Your instructions:
Pick out every line holding the string "ноль" and copy it.

Provided information:
▼▼▼

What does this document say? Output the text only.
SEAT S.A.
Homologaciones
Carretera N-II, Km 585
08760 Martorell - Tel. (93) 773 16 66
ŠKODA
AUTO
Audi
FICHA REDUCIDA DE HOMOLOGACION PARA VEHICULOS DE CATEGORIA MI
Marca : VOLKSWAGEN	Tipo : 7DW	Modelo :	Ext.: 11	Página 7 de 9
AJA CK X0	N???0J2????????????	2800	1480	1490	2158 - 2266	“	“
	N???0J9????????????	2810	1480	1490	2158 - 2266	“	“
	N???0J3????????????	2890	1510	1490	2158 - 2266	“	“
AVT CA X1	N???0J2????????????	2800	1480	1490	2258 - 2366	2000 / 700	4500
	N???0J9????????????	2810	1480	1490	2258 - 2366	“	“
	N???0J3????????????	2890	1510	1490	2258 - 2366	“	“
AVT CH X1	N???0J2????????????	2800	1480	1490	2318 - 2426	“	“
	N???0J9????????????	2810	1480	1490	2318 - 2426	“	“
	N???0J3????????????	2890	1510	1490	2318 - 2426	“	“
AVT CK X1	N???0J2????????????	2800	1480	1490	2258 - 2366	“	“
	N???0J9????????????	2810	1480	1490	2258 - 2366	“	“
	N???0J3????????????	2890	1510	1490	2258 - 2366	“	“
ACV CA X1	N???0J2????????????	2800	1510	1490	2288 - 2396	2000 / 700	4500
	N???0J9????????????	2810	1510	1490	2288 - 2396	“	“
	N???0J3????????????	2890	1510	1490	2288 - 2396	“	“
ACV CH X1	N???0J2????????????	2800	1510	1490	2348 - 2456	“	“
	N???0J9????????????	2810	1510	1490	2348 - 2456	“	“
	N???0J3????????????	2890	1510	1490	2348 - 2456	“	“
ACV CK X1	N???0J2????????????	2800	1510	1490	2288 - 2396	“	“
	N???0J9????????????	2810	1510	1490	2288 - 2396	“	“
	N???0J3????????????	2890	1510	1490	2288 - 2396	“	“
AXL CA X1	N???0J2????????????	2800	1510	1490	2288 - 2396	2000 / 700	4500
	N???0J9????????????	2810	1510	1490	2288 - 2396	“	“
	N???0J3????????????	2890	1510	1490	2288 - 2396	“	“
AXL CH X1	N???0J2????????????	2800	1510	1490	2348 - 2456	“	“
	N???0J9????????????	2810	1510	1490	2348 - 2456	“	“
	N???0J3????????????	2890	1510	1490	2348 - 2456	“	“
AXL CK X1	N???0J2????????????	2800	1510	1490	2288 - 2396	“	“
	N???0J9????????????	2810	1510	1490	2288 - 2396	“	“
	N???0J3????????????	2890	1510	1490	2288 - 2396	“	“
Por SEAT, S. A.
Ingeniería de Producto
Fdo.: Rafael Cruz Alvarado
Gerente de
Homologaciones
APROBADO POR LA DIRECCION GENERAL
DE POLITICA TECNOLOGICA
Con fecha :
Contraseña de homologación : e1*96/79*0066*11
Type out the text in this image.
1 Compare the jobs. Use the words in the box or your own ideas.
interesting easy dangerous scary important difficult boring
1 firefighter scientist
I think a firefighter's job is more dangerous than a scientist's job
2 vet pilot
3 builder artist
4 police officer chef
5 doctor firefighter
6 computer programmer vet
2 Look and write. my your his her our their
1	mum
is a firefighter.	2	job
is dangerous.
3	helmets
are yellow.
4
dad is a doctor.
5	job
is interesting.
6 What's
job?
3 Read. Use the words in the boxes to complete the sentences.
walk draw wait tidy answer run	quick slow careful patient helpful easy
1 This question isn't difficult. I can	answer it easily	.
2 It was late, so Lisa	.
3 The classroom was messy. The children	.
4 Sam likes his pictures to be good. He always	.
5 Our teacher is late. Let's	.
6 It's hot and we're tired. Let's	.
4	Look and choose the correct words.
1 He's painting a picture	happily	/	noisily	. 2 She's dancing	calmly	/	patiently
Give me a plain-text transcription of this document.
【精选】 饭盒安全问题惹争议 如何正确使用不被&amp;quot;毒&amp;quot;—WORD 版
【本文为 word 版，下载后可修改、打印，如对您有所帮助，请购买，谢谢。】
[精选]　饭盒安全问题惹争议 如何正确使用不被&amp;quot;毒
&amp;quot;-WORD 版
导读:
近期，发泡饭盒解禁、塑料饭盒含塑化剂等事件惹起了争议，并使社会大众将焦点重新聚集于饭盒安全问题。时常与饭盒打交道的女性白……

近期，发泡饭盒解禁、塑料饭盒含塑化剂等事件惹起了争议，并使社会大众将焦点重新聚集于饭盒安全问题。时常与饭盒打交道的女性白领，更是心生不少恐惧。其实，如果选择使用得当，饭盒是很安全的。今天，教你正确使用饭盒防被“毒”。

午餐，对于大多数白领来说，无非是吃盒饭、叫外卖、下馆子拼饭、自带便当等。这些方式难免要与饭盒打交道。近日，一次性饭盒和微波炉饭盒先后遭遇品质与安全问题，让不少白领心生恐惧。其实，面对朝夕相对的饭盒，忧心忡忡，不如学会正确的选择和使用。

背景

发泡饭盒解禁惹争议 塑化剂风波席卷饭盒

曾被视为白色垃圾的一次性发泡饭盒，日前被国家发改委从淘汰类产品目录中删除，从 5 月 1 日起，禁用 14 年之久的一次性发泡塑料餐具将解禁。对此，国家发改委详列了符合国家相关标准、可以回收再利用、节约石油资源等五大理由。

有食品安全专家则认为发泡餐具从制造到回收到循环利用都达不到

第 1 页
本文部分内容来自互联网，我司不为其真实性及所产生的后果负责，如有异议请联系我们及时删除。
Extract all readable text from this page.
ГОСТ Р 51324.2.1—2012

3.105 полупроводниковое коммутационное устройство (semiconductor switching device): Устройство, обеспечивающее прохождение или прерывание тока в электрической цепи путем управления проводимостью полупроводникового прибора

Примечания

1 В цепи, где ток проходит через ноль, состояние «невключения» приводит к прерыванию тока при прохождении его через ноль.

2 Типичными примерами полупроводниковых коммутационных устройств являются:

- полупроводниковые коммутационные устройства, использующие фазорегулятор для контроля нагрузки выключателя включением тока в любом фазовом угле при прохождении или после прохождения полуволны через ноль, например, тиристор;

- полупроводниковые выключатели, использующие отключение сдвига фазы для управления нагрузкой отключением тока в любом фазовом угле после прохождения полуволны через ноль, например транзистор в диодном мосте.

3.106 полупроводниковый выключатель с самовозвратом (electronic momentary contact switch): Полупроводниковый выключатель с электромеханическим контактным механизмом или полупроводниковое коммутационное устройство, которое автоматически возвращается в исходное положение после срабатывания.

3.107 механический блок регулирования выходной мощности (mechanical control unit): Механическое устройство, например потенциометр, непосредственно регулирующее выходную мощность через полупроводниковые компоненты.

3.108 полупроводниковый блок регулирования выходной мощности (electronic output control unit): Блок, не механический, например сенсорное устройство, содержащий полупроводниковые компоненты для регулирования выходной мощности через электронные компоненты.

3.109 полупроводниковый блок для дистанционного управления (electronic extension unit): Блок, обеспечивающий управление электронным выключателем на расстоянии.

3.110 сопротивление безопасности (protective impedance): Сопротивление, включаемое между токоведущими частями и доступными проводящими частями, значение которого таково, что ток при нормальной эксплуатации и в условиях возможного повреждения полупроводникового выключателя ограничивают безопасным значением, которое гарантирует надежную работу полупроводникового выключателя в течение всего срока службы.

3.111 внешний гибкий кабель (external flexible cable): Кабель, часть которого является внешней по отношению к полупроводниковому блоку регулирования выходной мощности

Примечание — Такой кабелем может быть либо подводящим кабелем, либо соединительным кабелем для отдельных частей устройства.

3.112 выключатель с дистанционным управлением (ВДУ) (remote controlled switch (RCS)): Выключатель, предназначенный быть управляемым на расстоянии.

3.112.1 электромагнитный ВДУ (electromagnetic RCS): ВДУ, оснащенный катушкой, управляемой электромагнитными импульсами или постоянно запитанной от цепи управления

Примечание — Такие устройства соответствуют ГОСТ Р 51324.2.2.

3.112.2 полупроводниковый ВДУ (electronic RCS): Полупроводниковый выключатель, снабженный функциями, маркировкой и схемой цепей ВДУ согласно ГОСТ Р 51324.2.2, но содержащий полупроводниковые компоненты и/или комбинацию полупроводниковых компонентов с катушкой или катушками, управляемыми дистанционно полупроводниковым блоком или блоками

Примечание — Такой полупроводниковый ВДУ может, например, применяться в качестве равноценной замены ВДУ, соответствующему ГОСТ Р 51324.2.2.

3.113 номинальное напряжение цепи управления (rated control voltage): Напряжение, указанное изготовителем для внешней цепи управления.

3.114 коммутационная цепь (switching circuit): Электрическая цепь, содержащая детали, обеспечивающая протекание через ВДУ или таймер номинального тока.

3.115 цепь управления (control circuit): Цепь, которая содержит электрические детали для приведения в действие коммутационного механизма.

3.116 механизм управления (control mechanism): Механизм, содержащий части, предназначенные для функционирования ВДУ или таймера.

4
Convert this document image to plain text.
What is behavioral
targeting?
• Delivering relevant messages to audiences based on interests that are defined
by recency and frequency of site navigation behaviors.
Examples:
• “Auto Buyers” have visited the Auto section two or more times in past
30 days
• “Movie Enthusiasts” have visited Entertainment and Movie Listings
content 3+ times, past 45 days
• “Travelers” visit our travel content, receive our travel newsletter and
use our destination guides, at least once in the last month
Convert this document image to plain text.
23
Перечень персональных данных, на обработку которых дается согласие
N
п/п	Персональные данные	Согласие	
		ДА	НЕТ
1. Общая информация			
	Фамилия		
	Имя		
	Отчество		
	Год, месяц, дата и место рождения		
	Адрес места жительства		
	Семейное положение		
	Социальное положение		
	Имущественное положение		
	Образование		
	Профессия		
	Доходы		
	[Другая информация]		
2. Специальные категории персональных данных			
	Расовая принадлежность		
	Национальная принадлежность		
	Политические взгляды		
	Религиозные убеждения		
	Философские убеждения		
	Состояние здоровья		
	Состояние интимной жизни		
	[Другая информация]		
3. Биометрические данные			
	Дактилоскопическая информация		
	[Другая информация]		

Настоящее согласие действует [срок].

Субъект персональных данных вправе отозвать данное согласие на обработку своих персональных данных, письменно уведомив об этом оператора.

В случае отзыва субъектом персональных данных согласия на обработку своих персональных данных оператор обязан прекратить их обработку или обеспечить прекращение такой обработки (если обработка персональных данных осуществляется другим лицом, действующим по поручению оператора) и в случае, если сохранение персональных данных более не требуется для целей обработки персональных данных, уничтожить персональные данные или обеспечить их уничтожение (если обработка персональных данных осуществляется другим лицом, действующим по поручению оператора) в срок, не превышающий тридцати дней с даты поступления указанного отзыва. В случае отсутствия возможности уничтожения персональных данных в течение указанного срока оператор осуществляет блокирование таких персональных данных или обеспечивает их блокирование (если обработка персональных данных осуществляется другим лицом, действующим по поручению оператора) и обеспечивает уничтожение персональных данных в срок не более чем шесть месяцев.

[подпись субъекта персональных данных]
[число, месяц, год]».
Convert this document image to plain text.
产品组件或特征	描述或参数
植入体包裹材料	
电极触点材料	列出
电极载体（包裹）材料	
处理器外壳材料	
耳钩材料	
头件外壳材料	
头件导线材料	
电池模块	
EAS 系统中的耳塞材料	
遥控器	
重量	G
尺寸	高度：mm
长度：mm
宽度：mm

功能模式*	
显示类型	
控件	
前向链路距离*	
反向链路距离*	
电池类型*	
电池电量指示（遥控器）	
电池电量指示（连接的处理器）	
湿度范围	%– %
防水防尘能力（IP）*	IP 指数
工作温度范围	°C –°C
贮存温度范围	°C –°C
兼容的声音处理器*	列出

▲▲▲

The result:
1 В цепи, где ток проходит через ноль, состояние «невключения» приводит к прерыванию тока при прохождении его через ноль.
- полупроводниковые коммутационные устройства, использующие фазорегулятор для контроля нагрузки выключателя включением тока в любом фазовом угле при прохождении или после прохождения полуволны через ноль, например, тиристор;
- полупроводниковые выключатели, использующие отключение сдвига фазы для управления нагрузкой отключением тока в любом фазовом угле после прохождения полуволны через ноль, например транзистор в диодном мосте.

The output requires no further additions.